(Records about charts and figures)

<<<<

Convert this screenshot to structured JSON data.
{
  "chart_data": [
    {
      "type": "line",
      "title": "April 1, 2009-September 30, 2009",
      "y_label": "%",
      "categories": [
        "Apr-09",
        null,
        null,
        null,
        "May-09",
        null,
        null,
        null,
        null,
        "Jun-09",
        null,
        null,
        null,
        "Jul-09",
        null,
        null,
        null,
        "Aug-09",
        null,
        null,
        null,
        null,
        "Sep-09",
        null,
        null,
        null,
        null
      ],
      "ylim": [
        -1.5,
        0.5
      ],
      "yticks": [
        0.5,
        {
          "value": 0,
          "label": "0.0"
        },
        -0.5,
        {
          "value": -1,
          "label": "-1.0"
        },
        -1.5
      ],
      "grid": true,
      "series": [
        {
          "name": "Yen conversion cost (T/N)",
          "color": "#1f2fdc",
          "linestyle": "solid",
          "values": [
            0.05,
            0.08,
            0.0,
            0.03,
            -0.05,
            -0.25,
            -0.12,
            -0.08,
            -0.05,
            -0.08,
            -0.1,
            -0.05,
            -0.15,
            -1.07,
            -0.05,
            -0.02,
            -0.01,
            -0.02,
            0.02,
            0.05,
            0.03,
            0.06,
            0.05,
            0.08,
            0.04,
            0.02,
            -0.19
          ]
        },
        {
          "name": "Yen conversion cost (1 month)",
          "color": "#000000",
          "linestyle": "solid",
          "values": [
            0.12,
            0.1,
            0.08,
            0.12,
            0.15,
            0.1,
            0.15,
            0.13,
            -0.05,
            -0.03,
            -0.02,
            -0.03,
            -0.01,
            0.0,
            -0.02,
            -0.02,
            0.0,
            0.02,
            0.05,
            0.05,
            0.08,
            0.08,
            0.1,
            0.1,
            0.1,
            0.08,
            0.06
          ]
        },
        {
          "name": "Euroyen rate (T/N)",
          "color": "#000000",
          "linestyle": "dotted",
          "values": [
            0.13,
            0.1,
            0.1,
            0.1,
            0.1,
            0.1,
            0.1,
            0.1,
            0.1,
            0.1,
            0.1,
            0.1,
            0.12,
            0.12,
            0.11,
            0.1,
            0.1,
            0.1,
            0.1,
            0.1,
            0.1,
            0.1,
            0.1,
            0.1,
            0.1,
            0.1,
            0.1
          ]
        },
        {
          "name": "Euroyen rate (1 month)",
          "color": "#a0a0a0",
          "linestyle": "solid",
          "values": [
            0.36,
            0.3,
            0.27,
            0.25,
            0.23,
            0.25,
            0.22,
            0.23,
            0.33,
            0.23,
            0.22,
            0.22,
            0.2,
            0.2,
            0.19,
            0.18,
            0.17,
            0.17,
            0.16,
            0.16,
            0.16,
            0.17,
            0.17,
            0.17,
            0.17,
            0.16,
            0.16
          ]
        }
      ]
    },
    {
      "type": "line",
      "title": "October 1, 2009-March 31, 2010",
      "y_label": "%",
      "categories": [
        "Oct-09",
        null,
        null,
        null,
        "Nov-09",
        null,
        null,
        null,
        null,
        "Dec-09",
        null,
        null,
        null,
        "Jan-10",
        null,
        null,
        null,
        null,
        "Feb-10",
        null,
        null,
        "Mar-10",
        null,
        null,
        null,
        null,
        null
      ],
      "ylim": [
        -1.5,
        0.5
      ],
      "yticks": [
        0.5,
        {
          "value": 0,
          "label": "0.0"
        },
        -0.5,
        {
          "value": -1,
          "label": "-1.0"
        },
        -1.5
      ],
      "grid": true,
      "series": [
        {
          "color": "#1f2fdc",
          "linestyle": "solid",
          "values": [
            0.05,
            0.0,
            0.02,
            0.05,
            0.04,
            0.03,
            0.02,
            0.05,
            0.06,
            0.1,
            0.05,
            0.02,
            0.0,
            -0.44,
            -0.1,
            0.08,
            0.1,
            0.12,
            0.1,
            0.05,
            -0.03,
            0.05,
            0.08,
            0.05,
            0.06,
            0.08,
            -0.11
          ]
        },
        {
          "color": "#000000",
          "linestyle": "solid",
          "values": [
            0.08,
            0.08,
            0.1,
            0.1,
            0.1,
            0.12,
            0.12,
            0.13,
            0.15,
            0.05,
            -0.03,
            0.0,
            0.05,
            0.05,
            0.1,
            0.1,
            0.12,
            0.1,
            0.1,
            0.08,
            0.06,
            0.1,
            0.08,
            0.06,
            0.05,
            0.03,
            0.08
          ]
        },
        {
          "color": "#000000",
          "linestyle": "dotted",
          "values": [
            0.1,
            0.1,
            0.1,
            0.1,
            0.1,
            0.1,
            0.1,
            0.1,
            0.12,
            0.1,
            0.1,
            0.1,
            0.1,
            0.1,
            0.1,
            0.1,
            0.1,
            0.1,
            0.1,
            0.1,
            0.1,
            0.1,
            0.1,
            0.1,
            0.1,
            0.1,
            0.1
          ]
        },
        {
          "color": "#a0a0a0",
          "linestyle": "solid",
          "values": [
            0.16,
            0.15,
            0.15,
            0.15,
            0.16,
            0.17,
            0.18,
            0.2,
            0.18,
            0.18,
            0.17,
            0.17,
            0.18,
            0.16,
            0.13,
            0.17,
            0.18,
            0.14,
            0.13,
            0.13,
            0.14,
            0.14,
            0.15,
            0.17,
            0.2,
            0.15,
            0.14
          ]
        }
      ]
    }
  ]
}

>>>>

INSTRUCTION:
Retype each record exactly, leaving nothing out.

EXERCISE SOLUTION:
Convert this screenshot to structured JSON data.
{
  "chart_data": [
    {
      "type": "line",
      "title": "April 1, 2009-September 30, 2009",
      "y_label": "%",
      "categories": [
        "Apr-09",
        null,
        null,
        null,
        "May-09",
        null,
        null,
        null,
        null,
        "Jun-09",
        null,
        null,
        null,
        "Jul-09",
        null,
        null,
        null,
        "Aug-09",
        null,
        null,
        null,
        null,
        "Sep-09",
        null,
        null,
        null,
        null
      ],
      "ylim": [
        -1.5,
        0.5
      ],
      "yticks": [
        0.5,
        {
          "value": 0,
          "label": "0.0"
        },
        -0.5,
        {
          "value": -1,
          "label": "-1.0"
        },
        -1.5
      ],
      "grid": true,
      "series": [
        {
          "name": "Yen conversion cost (T/N)",
          "color": "#1f2fdc",
          "linestyle": "solid",
          "values": [
            0.05,
            0.08,
            0.0,
            0.03,
            -0.05,
            -0.25,
            -0.12,
            -0.08,
            -0.05,
            -0.08,
            -0.1,
            -0.05,
            -0.15,
            -1.07,
            -0.05,
            -0.02,
            -0.01,
            -0.02,
            0.02,
            0.05,
            0.03,
            0.06,
            0.05,
            0.08,
            0.04,
            0.02,
            -0.19
          ]
        },
        {
          "name": "Yen conversion cost (1 month)",
          "color": "#000000",
          "linestyle": "solid",
          "values": [
            0.12,
            0.1,
            0.08,
            0.12,
            0.15,
            0.1,
            0.15,
            0.13,
            -0.05,
            -0.03,
            -0.02,
            -0.03,
            -0.01,
            0.0,
            -0.02,
            -0.02,
            0.0,
            0.02,
            0.05,
            0.05,
            0.08,
            0.08,
            0.1,
            0.1,
            0.1,
            0.08,
            0.06
          ]
        },
        {
          "name": "Euroyen rate (T/N)",
          "color": "#000000",
          "linestyle": "dotted",
          "values": [
            0.13,
            0.1,
            0.1,
            0.1,
            0.1,
            0.1,
            0.1,
            0.1,
            0.1,
            0.1,
            0.1,
            0.1,
            0.12,
            0.12,
            0.11,
            0.1,
            0.1,
            0.1,
            0.1,
            0.1,
            0.1,
            0.1,
            0.1,
            0.1,
            0.1,
            0.1,
            0.1
          ]
        },
        {
          "name": "Euroyen rate (1 month)",
          "color": "#a0a0a0",
          "linestyle": "solid",
          "values": [
            0.36,
            0.3,
            0.27,
            0.25,
            0.23,
            0.25,
            0.22,
            0.23,
            0.33,
            0.23,
            0.22,
            0.22,
            0.2,
            0.2,
            0.19,
            0.18,
            0.17,
            0.17,
            0.16,
            0.16,
            0.16,
            0.17,
            0.17,
            0.17,
            0.17,
            0.16,
            0.16
          ]
        }
      ]
    },
    {
      "type": "line",
      "title": "October 1, 2009-March 31, 2010",
      "y_label": "%",
      "categories": [
        "Oct-09",
        null,
        null,
        null,
        "Nov-09",
        null,
        null,
        null,
        null,
        "Dec-09",
        null,
        null,
        null,
        "Jan-10",
        null,
        null,
        null,
        null,
        "Feb-10",
        null,
        null,
        "Mar-10",
        null,
        null,
        null,
        null,
        null
      ],
      "ylim": [
        -1.5,
        0.5
      ],
      "yticks": [
        0.5,
        {
          "value": 0,
          "label": "0.0"
        },
        -0.5,
        {
          "value": -1,
          "label": "-1.0"
        },
        -1.5
      ],
      "grid": true,
      "series": [
        {
          "color": "#1f2fdc",
          "linestyle": "solid",
          "values": [
            0.05,
            0.0,
            0.02,
            0.05,
            0.04,
            0.03,
            0.02,
            0.05,
            0.06,
            0.1,
            0.05,
            0.02,
            0.0,
            -0.44,
            -0.1,
            0.08,
            0.1,
            0.12,
            0.1,
            0.05,
            -0.03,
            0.05,
            0.08,
            0.05,
            0.06,
            0.08,
            -0.11
          ]
        },
        {
          "color": "#000000",
          "linestyle": "solid",
          "values": [
            0.08,
            0.08,
            0.1,
            0.1,
            0.1,
            0.12,
            0.12,
            0.13,
            0.15,
            0.05,
            -0.03,
            0.0,
            0.05,
            0.05,
            0.1,
            0.1,
            0.12,
            0.1,
            0.1,
            0.08,
            0.06,
            0.1,
            0.08,
            0.06,
            0.05,
            0.03,
            0.08
          ]
        },
        {
          "color": "#000000",
          "linestyle": "dotted",
          "values": [
            0.1,
            0.1,
            0.1,
            0.1,
            0.1,
            0.1,
            0.1,
            0.1,
            0.12,
            0.1,
            0.1,
            0.1,
            0.1,
            0.1,
            0.1,
            0.1,
            0.1,
            0.1,
            0.1,
            0.1,
            0.1,
            0.1,
            0.1,
            0.1,
            0.1,
            0.1,
            0.1
          ]
        },
        {
          "color": "#a0a0a0",
          "linestyle": "solid",
          "values": [
            0.16,
            0.15,
            0.15,
            0.15,
            0.16,
            0.17,
            0.18,
            0.2,
            0.18,
            0.18,
            0.17,
            0.17,
            0.18,
            0.16,
            0.13,
            0.17,
            0.18,
            0.14,
            0.13,
            0.13,
            0.14,
            0.14,
            0.15,
            0.17,
            0.2,
            0.15,
            0.14
          ]
        }
      ]
    }
  ]
}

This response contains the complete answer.